● Aim of the task
Please write out the material that follows, exactly as it stands.
-*-*-
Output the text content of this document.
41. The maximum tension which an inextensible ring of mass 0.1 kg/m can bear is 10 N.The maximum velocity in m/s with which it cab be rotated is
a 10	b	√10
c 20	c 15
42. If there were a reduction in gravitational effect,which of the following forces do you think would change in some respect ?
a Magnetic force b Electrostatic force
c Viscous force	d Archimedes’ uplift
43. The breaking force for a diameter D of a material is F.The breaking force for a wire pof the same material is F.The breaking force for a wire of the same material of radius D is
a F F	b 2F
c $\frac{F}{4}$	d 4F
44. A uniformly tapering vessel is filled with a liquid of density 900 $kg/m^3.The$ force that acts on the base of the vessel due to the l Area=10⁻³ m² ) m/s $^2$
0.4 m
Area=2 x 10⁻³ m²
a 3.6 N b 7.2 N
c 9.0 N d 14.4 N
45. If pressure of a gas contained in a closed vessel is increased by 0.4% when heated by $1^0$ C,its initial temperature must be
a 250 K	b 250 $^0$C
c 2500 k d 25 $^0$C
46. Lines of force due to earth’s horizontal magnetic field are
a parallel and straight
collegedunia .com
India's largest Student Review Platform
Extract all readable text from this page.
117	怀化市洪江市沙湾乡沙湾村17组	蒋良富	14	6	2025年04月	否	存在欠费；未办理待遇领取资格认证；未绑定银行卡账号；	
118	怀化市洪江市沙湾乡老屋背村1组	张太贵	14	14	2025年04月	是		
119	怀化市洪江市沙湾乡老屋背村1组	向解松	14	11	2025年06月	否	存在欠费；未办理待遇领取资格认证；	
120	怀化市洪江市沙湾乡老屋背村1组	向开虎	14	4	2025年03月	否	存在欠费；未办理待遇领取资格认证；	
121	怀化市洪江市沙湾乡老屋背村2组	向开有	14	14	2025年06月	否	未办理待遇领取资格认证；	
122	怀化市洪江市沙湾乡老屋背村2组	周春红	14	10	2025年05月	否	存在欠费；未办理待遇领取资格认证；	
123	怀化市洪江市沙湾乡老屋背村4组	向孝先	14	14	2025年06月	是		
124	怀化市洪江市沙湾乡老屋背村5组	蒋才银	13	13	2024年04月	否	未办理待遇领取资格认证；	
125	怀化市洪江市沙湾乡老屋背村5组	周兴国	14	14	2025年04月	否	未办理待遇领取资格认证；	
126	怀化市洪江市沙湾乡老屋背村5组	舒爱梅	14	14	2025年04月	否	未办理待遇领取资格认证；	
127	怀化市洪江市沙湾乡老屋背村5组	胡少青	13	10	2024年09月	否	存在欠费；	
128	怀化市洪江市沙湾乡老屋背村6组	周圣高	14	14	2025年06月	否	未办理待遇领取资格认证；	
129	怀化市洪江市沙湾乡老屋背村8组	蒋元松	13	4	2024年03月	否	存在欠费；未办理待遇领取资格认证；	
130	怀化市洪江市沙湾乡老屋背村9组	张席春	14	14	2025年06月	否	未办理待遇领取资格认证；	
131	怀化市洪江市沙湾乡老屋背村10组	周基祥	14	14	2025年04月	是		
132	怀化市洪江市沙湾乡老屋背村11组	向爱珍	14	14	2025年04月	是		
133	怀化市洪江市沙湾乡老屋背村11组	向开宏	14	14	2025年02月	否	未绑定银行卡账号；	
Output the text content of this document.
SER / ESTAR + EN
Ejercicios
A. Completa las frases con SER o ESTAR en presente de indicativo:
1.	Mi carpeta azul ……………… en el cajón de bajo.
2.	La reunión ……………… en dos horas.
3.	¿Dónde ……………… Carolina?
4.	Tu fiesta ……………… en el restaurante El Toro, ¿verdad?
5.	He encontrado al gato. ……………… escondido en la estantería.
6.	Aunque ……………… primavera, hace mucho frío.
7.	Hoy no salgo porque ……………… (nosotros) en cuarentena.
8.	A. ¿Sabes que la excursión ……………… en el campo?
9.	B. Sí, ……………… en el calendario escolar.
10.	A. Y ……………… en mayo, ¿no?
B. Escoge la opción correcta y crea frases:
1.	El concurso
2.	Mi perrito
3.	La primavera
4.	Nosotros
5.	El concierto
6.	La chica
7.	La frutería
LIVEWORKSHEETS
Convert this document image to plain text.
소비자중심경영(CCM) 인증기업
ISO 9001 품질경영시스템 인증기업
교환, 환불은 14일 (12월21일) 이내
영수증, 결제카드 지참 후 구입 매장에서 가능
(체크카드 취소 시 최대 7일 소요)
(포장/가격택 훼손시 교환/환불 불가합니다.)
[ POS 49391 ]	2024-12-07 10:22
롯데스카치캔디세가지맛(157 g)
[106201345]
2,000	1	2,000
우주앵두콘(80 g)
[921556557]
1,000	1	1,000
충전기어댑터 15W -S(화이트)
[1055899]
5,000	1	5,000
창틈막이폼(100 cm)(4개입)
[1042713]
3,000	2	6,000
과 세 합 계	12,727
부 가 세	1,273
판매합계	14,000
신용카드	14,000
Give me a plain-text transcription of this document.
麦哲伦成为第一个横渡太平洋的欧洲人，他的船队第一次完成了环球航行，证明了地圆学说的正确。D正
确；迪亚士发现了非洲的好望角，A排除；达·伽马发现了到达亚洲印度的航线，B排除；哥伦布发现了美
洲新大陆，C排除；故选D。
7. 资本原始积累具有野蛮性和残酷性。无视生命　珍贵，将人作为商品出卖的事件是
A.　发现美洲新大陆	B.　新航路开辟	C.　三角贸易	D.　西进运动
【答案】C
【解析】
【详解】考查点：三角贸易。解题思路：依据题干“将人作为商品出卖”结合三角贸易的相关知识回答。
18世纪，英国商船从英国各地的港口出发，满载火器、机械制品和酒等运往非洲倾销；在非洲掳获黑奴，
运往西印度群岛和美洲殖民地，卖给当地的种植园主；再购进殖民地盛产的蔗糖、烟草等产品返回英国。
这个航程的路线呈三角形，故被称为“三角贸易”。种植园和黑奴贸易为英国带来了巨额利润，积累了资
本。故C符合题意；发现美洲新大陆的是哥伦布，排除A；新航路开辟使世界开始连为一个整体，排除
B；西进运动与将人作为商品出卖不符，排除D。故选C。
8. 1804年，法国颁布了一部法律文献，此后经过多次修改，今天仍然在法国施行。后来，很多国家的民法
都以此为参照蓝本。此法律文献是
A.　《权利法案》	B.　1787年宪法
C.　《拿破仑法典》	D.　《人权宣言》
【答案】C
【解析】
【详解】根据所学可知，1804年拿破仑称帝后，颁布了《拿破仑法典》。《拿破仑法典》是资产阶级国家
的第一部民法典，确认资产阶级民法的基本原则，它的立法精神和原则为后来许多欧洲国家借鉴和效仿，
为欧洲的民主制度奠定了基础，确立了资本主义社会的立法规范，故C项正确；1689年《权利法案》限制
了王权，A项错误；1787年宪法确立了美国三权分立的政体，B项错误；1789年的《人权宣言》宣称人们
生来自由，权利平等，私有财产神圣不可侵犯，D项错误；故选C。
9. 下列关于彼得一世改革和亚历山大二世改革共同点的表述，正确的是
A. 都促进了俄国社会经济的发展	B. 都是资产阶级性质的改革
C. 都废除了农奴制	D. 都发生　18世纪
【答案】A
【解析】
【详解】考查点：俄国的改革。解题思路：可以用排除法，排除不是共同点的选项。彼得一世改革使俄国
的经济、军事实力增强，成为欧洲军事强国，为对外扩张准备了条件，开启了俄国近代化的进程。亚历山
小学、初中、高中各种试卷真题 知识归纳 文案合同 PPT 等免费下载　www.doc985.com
-*-*-
● Correct answer
Output the text content of this document.
41. The maximum tension which an inextensible ring of mass 0.1 kg/m can bear is 10 N.The maximum velocity in m/s with which it cab be rotated is
a 10	b	√10
c 20	c 15
42. If there were a reduction in gravitational effect,which of the following forces do you think would change in some respect ?
a Magnetic force b Electrostatic force
c Viscous force	d Archimedes’ uplift
43. The breaking force for a diameter D of a material is F.The breaking force for a wire pof the same material is F.The breaking force for a wire of the same material of radius D is
a F F	b 2F
c $\frac{F}{4}$	d 4F
44. A uniformly tapering vessel is filled with a liquid of density 900 $kg/m^3.The$ force that acts on the base of the vessel due to the l Area=10⁻³ m² ) m/s $^2$
0.4 m
Area=2 x 10⁻³ m²
a 3.6 N b 7.2 N
c 9.0 N d 14.4 N
45. If pressure of a gas contained in a closed vessel is increased by 0.4% when heated by $1^0$ C,its initial temperature must be
a 250 K	b 250 $^0$C
c 2500 k d 25 $^0$C
46. Lines of force due to earth’s horizontal magnetic field are
a parallel and straight
collegedunia .com
India's largest Student Review Platform
Extract all readable text from this page.
117	怀化市洪江市沙湾乡沙湾村17组	蒋良富	14	6	2025年04月	否	存在欠费；未办理待遇领取资格认证；未绑定银行卡账号；	
118	怀化市洪江市沙湾乡老屋背村1组	张太贵	14	14	2025年04月	是		
119	怀化市洪江市沙湾乡老屋背村1组	向解松	14	11	2025年06月	否	存在欠费；未办理待遇领取资格认证；	
120	怀化市洪江市沙湾乡老屋背村1组	向开虎	14	4	2025年03月	否	存在欠费；未办理待遇领取资格认证；	
121	怀化市洪江市沙湾乡老屋背村2组	向开有	14	14	2025年06月	否	未办理待遇领取资格认证；	
122	怀化市洪江市沙湾乡老屋背村2组	周春红	14	10	2025年05月	否	存在欠费；未办理待遇领取资格认证；	
123	怀化市洪江市沙湾乡老屋背村4组	向孝先	14	14	2025年06月	是		
124	怀化市洪江市沙湾乡老屋背村5组	蒋才银	13	13	2024年04月	否	未办理待遇领取资格认证；	
125	怀化市洪江市沙湾乡老屋背村5组	周兴国	14	14	2025年04月	否	未办理待遇领取资格认证；	
126	怀化市洪江市沙湾乡老屋背村5组	舒爱梅	14	14	2025年04月	否	未办理待遇领取资格认证；	
127	怀化市洪江市沙湾乡老屋背村5组	胡少青	13	10	2024年09月	否	存在欠费；	
128	怀化市洪江市沙湾乡老屋背村6组	周圣高	14	14	2025年06月	否	未办理待遇领取资格认证；	
129	怀化市洪江市沙湾乡老屋背村8组	蒋元松	13	4	2024年03月	否	存在欠费；未办理待遇领取资格认证；	
130	怀化市洪江市沙湾乡老屋背村9组	张席春	14	14	2025年06月	否	未办理待遇领取资格认证；	
131	怀化市洪江市沙湾乡老屋背村10组	周基祥	14	14	2025年04月	是		
132	怀化市洪江市沙湾乡老屋背村11组	向爱珍	14	14	2025年04月	是		
133	怀化市洪江市沙湾乡老屋背村11组	向开宏	14	14	2025年02月	否	未绑定银行卡账号；	
Output the text content of this document.
SER / ESTAR + EN
Ejercicios
A. Completa las frases con SER o ESTAR en presente de indicativo:
1.	Mi carpeta azul ……………… en el cajón de bajo.
2.	La reunión ……………… en dos horas.
3.	¿Dónde ……………… Carolina?
4.	Tu fiesta ……………… en el restaurante El Toro, ¿verdad?
5.	He encontrado al gato. ……………… escondido en la estantería.
6.	Aunque ……………… primavera, hace mucho frío.
7.	Hoy no salgo porque ……………… (nosotros) en cuarentena.
8.	A. ¿Sabes que la excursión ……………… en el campo?
9.	B. Sí, ……………… en el calendario escolar.
10.	A. Y ……………… en mayo, ¿no?
B. Escoge la opción correcta y crea frases:
1.	El concurso
2.	Mi perrito
3.	La primavera
4.	Nosotros
5.	El concierto
6.	La chica
7.	La frutería
LIVEWORKSHEETS
Convert this document image to plain text.
소비자중심경영(CCM) 인증기업
ISO 9001 품질경영시스템 인증기업
교환, 환불은 14일 (12월21일) 이내
영수증, 결제카드 지참 후 구입 매장에서 가능
(체크카드 취소 시 최대 7일 소요)
(포장/가격택 훼손시 교환/환불 불가합니다.)
[ POS 49391 ]	2024-12-07 10:22
롯데스카치캔디세가지맛(157 g)
[106201345]
2,000	1	2,000
우주앵두콘(80 g)
[921556557]
1,000	1	1,000
충전기어댑터 15W -S(화이트)
[1055899]
5,000	1	5,000
창틈막이폼(100 cm)(4개입)
[1042713]
3,000	2	6,000
과 세 합 계	12,727
부 가 세	1,273
판매합계	14,000
신용카드	14,000
Give me a plain-text transcription of this document.
麦哲伦成为第一个横渡太平洋的欧洲人，他的船队第一次完成了环球航行，证明了地圆学说的正确。D正
确；迪亚士发现了非洲的好望角，A排除；达·伽马发现了到达亚洲印度的航线，B排除；哥伦布发现了美
洲新大陆，C排除；故选D。
7. 资本原始积累具有野蛮性和残酷性。无视生命　珍贵，将人作为商品出卖的事件是
A.　发现美洲新大陆	B.　新航路开辟	C.　三角贸易	D.　西进运动
【答案】C
【解析】
【详解】考查点：三角贸易。解题思路：依据题干“将人作为商品出卖”结合三角贸易的相关知识回答。
18世纪，英国商船从英国各地的港口出发，满载火器、机械制品和酒等运往非洲倾销；在非洲掳获黑奴，
运往西印度群岛和美洲殖民地，卖给当地的种植园主；再购进殖民地盛产的蔗糖、烟草等产品返回英国。
这个航程的路线呈三角形，故被称为“三角贸易”。种植园和黑奴贸易为英国带来了巨额利润，积累了资
本。故C符合题意；发现美洲新大陆的是哥伦布，排除A；新航路开辟使世界开始连为一个整体，排除
B；西进运动与将人作为商品出卖不符，排除D。故选C。
8. 1804年，法国颁布了一部法律文献，此后经过多次修改，今天仍然在法国施行。后来，很多国家的民法
都以此为参照蓝本。此法律文献是
A.　《权利法案》	B.　1787年宪法
C.　《拿破仑法典》	D.　《人权宣言》
【答案】C
【解析】
【详解】根据所学可知，1804年拿破仑称帝后，颁布了《拿破仑法典》。《拿破仑法典》是资产阶级国家
的第一部民法典，确认资产阶级民法的基本原则，它的立法精神和原则为后来许多欧洲国家借鉴和效仿，
为欧洲的民主制度奠定了基础，确立了资本主义社会的立法规范，故C项正确；1689年《权利法案》限制
了王权，A项错误；1787年宪法确立了美国三权分立的政体，B项错误；1789年的《人权宣言》宣称人们
生来自由，权利平等，私有财产神圣不可侵犯，D项错误；故选C。
9. 下列关于彼得一世改革和亚历山大二世改革共同点的表述，正确的是
A. 都促进了俄国社会经济的发展	B. 都是资产阶级性质的改革
C. 都废除了农奴制	D. 都发生　18世纪
【答案】A
【解析】
【详解】考查点：俄国的改革。解题思路：可以用排除法，排除不是共同点的选项。彼得一世改革使俄国
的经济、军事实力增强，成为欧洲军事强国，为对外扩张准备了条件，开启了俄国近代化的进程。亚历山
小学、初中、高中各种试卷真题 知识归纳 文案合同 PPT 等免费下载　www.doc985.com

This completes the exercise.